(Data tied to figure images)

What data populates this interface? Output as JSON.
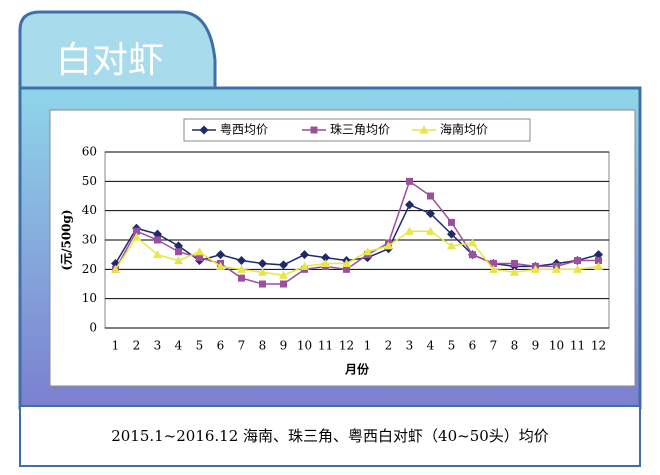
{
  "header": {
    "title": "白对虾"
  },
  "chart_data": {
    "type": "line",
    "categories": [
      "1",
      "2",
      "3",
      "4",
      "5",
      "6",
      "7",
      "8",
      "9",
      "10",
      "11",
      "12",
      "1",
      "2",
      "3",
      "4",
      "5",
      "6",
      "7",
      "8",
      "9",
      "10",
      "11",
      "12"
    ],
    "series": [
      {
        "name": "粤西均价",
        "color": "#1f2a6b",
        "marker": "diamond",
        "values": [
          22,
          34,
          32,
          28,
          23,
          25,
          23,
          22,
          21.5,
          25,
          24,
          23,
          24,
          27,
          42,
          39,
          32,
          25,
          22,
          21,
          21,
          22,
          23,
          25
        ]
      },
      {
        "name": "珠三角均价",
        "color": "#9b4f9e",
        "marker": "square",
        "values": [
          20,
          33,
          30,
          26,
          24,
          22,
          17,
          15,
          15,
          20,
          21,
          20,
          25,
          29,
          50,
          45,
          36,
          25,
          22,
          22,
          21,
          21,
          23,
          23
        ]
      },
      {
        "name": "海南均价",
        "color": "#e6e645",
        "marker": "triangle",
        "values": [
          20,
          31,
          25,
          23,
          26,
          21,
          20,
          19,
          18,
          21,
          22,
          22,
          26,
          28,
          33,
          33,
          28,
          29,
          20,
          19,
          20,
          20,
          20,
          21
        ]
      }
    ],
    "ylim": [
      0,
      60
    ],
    "yticks": [
      0,
      10,
      20,
      30,
      40,
      50,
      60
    ],
    "grid": true,
    "y_label": "(元/500g)",
    "x_label": "月份",
    "legend": "top"
  },
  "caption": "2015.1~2016.12 海南、珠三角、粤西白对虾（40~50头）均价"
}
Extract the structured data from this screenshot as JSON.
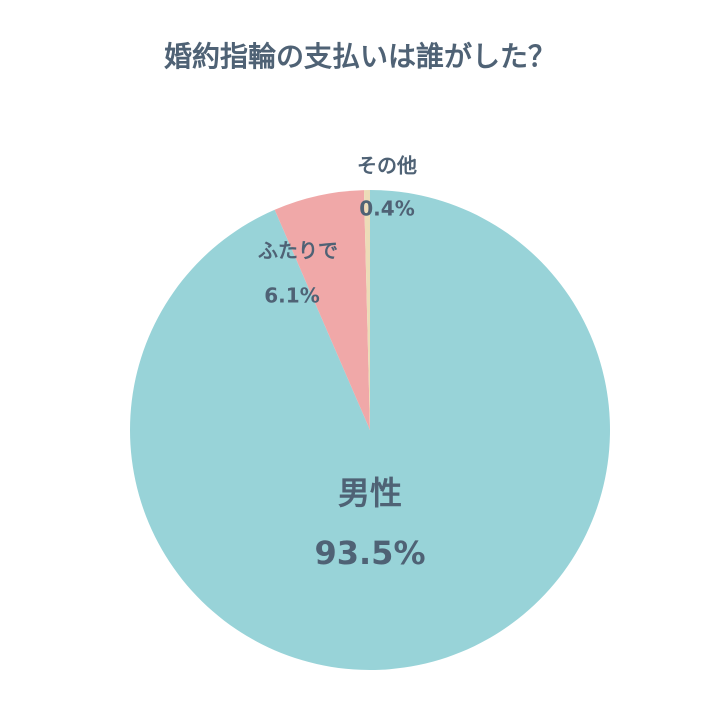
{
  "chart_data": {
    "type": "pie",
    "title": "婚約指輪の支払いは誰がした？",
    "categories": [
      "男性",
      "ふたりで",
      "その他"
    ],
    "values": [
      93.5,
      6.1,
      0.4
    ],
    "value_labels": [
      "93.5%",
      "6.1%",
      "0.4%"
    ],
    "colors": [
      "#98d3d8",
      "#f0a8a8",
      "#ecdcb8"
    ]
  }
}
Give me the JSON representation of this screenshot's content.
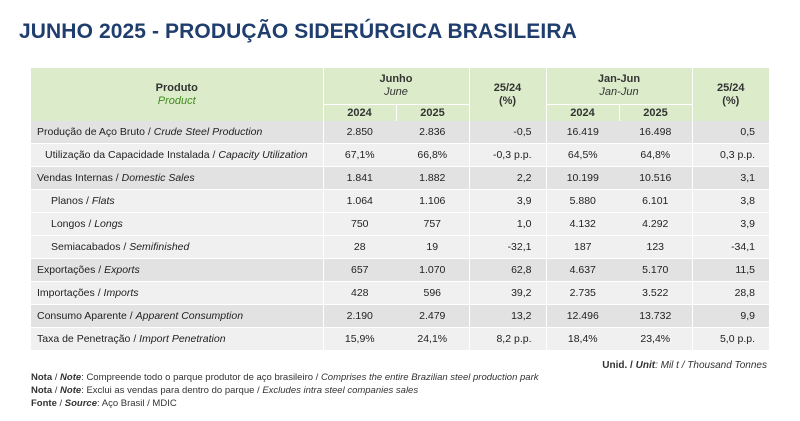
{
  "title": "JUNHO 2025 - PRODUÇÃO SIDERÚRGICA BRASILEIRA",
  "header": {
    "product": "Produto",
    "product_en": "Product",
    "month": "Junho",
    "month_en": "June",
    "var": "25/24",
    "var_unit": "(%)",
    "ytd": "Jan-Jun",
    "ytd_en": "Jan-Jun",
    "y1": "2024",
    "y2": "2025"
  },
  "rows": [
    {
      "pt": "Produção de Aço Bruto / ",
      "en": "Crude Steel Production",
      "m24": "2.850",
      "m25": "2.836",
      "mv": "-0,5",
      "y24": "16.419",
      "y25": "16.498",
      "yv": "0,5"
    },
    {
      "pt": "Utilização da Capacidade Instalada / ",
      "en": "Capacity Utilization",
      "m24": "67,1%",
      "m25": "66,8%",
      "mv": "-0,3 p.p.",
      "y24": "64,5%",
      "y25": "64,8%",
      "yv": "0,3 p.p."
    },
    {
      "pt": "Vendas Internas / ",
      "en": "Domestic Sales",
      "m24": "1.841",
      "m25": "1.882",
      "mv": "2,2",
      "y24": "10.199",
      "y25": "10.516",
      "yv": "3,1"
    },
    {
      "pt": "Planos / ",
      "en": "Flats",
      "m24": "1.064",
      "m25": "1.106",
      "mv": "3,9",
      "y24": "5.880",
      "y25": "6.101",
      "yv": "3,8"
    },
    {
      "pt": "Longos / ",
      "en": "Longs",
      "m24": "750",
      "m25": "757",
      "mv": "1,0",
      "y24": "4.132",
      "y25": "4.292",
      "yv": "3,9"
    },
    {
      "pt": "Semiacabados / ",
      "en": "Semifinished",
      "m24": "28",
      "m25": "19",
      "mv": "-32,1",
      "y24": "187",
      "y25": "123",
      "yv": "-34,1"
    },
    {
      "pt": "Exportações / ",
      "en": "Exports",
      "m24": "657",
      "m25": "1.070",
      "mv": "62,8",
      "y24": "4.637",
      "y25": "5.170",
      "yv": "11,5"
    },
    {
      "pt": "Importações / ",
      "en": "Imports",
      "m24": "428",
      "m25": "596",
      "mv": "39,2",
      "y24": "2.735",
      "y25": "3.522",
      "yv": "28,8"
    },
    {
      "pt": "Consumo Aparente / ",
      "en": "Apparent Consumption",
      "m24": "2.190",
      "m25": "2.479",
      "mv": "13,2",
      "y24": "12.496",
      "y25": "13.732",
      "yv": "9,9"
    },
    {
      "pt": "Taxa de Penetração / ",
      "en": "Import Penetration",
      "m24": "15,9%",
      "m25": "24,1%",
      "mv": "8,2 p.p.",
      "y24": "18,4%",
      "y25": "23,4%",
      "yv": "5,0 p.p."
    }
  ],
  "unit": {
    "a": "Unid. / ",
    "b": "Unit",
    "c": ": Mil t / ",
    "d": "Thousand Tonnes"
  },
  "notes": [
    {
      "k": "Nota",
      "sep": " / ",
      "k2": "Note",
      "pt": ": Compreende todo o parque produtor de aço brasileiro / ",
      "en": "Comprises the entire Brazilian steel production park"
    },
    {
      "k": "Nota",
      "sep": " / ",
      "k2": "Note",
      "pt": ": Exclui as vendas para dentro do parque / ",
      "en": "Excludes intra steel companies sales"
    },
    {
      "k": "Fonte",
      "sep": " / ",
      "k2": "Source",
      "pt": ": Aço Brasil / MDIC",
      "en": ""
    }
  ]
}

**TASK DESCRIPTION:**
From the material above, reproduce everything verbatim except the pictures.

**RIGHT ANSWER:**
What data populates this interface? Output as JSON.
{
  "header": {
    "title": "白对虾"
  },
  "chart_data": {
    "type": "line",
    "categories": [
      "1",
      "2",
      "3",
      "4",
      "5",
      "6",
      "7",
      "8",
      "9",
      "10",
      "11",
      "12",
      "1",
      "2",
      "3",
      "4",
      "5",
      "6",
      "7",
      "8",
      "9",
      "10",
      "11",
      "12"
    ],
    "series": [
      {
        "name": "粤西均价",
        "color": "#1f2a6b",
        "marker": "diamond",
        "values": [
          22,
          34,
          32,
          28,
          23,
          25,
          23,
          22,
          21.5,
          25,
          24,
          23,
          24,
          27,
          42,
          39,
          32,
          25,
          22,
          21,
          21,
          22,
          23,
          25
        ]
      },
      {
        "name": "珠三角均价",
        "color": "#9b4f9e",
        "marker": "square",
        "values": [
          20,
          33,
          30,
          26,
          24,
          22,
          17,
          15,
          15,
          20,
          21,
          20,
          25,
          29,
          50,
          45,
          36,
          25,
          22,
          22,
          21,
          21,
          23,
          23
        ]
      },
      {
        "name": "海南均价",
        "color": "#e6e645",
        "marker": "triangle",
        "values": [
          20,
          31,
          25,
          23,
          26,
          21,
          20,
          19,
          18,
          21,
          22,
          22,
          26,
          28,
          33,
          33,
          28,
          29,
          20,
          19,
          20,
          20,
          20,
          21
        ]
      }
    ],
    "ylim": [
      0,
      60
    ],
    "yticks": [
      0,
      10,
      20,
      30,
      40,
      50,
      60
    ],
    "grid": true,
    "y_label": "(元/500g)",
    "x_label": "月份",
    "legend": "top"
  },
  "caption": "2015.1~2016.12 海南、珠三角、粤西白对虾（40~50头）均价"
}
Extract the structured data from this screenshot as JSON.
{
  "chart_data": {
    "type": "pie",
    "title": "婚約指輪の支払いは誰がした？",
    "categories": [
      "男性",
      "ふたりで",
      "その他"
    ],
    "values": [
      93.5,
      6.1,
      0.4
    ],
    "value_labels": [
      "93.5%",
      "6.1%",
      "0.4%"
    ],
    "colors": [
      "#98d3d8",
      "#f0a8a8",
      "#ecdcb8"
    ]
  }
}
Give me the JSON representation of this screenshot's content.
{
  "title": "JUNHO 2025 - PRODUÇÃO SIDERÚRGICA BRASILEIRA",
  "header": {
    "product": "Produto",
    "product_en": "Product",
    "month": "Junho",
    "month_en": "June",
    "var": "25/24",
    "var_unit": "(%)",
    "ytd": "Jan-Jun",
    "ytd_en": "Jan-Jun",
    "y1": "2024",
    "y2": "2025"
  },
  "rows": [
    {
      "pt": "Produção de Aço Bruto / ",
      "en": "Crude Steel Production",
      "m24": "2.850",
      "m25": "2.836",
      "mv": "-0,5",
      "y24": "16.419",
      "y25": "16.498",
      "yv": "0,5"
    },
    {
      "pt": "Utilização da Capacidade Instalada / ",
      "en": "Capacity Utilization",
      "m24": "67,1%",
      "m25": "66,8%",
      "mv": "-0,3 p.p.",
      "y24": "64,5%",
      "y25": "64,8%",
      "yv": "0,3 p.p."
    },
    {
      "pt": "Vendas Internas / ",
      "en": "Domestic Sales",
      "m24": "1.841",
      "m25": "1.882",
      "mv": "2,2",
      "y24": "10.199",
      "y25": "10.516",
      "yv": "3,1"
    },
    {
      "pt": "Planos / ",
      "en": "Flats",
      "m24": "1.064",
      "m25": "1.106",
      "mv": "3,9",
      "y24": "5.880",
      "y25": "6.101",
      "yv": "3,8"
    },
    {
      "pt": "Longos / ",
      "en": "Longs",
      "m24": "750",
      "m25": "757",
      "mv": "1,0",
      "y24": "4.132",
      "y25": "4.292",
      "yv": "3,9"
    },
    {
      "pt": "Semiacabados / ",
      "en": "Semifinished",
      "m24": "28",
      "m25": "19",
      "mv": "-32,1",
      "y24": "187",
      "y25": "123",
      "yv": "-34,1"
    },
    {
      "pt": "Exportações / ",
      "en": "Exports",
      "m24": "657",
      "m25": "1.070",
      "mv": "62,8",
      "y24": "4.637",
      "y25": "5.170",
      "yv": "11,5"
    },
    {
      "pt": "Importações / ",
      "en": "Imports",
      "m24": "428",
      "m25": "596",
      "mv": "39,2",
      "y24": "2.735",
      "y25": "3.522",
      "yv": "28,8"
    },
    {
      "pt": "Consumo Aparente / ",
      "en": "Apparent Consumption",
      "m24": "2.190",
      "m25": "2.479",
      "mv": "13,2",
      "y24": "12.496",
      "y25": "13.732",
      "yv": "9,9"
    },
    {
      "pt": "Taxa de Penetração / ",
      "en": "Import Penetration",
      "m24": "15,9%",
      "m25": "24,1%",
      "mv": "8,2 p.p.",
      "y24": "18,4%",
      "y25": "23,4%",
      "yv": "5,0 p.p."
    }
  ],
  "unit": {
    "a": "Unid. / ",
    "b": "Unit",
    "c": ": Mil t / ",
    "d": "Thousand Tonnes"
  },
  "notes": [
    {
      "k": "Nota",
      "sep": " / ",
      "k2": "Note",
      "pt": ": Compreende todo o parque produtor de aço brasileiro / ",
      "en": "Comprises the entire Brazilian steel production park"
    },
    {
      "k": "Nota",
      "sep": " / ",
      "k2": "Note",
      "pt": ": Exclui as vendas para dentro do parque / ",
      "en": "Excludes intra steel companies sales"
    },
    {
      "k": "Fonte",
      "sep": " / ",
      "k2": "Source",
      "pt": ": Aço Brasil / MDIC",
      "en": ""
    }
  ]
}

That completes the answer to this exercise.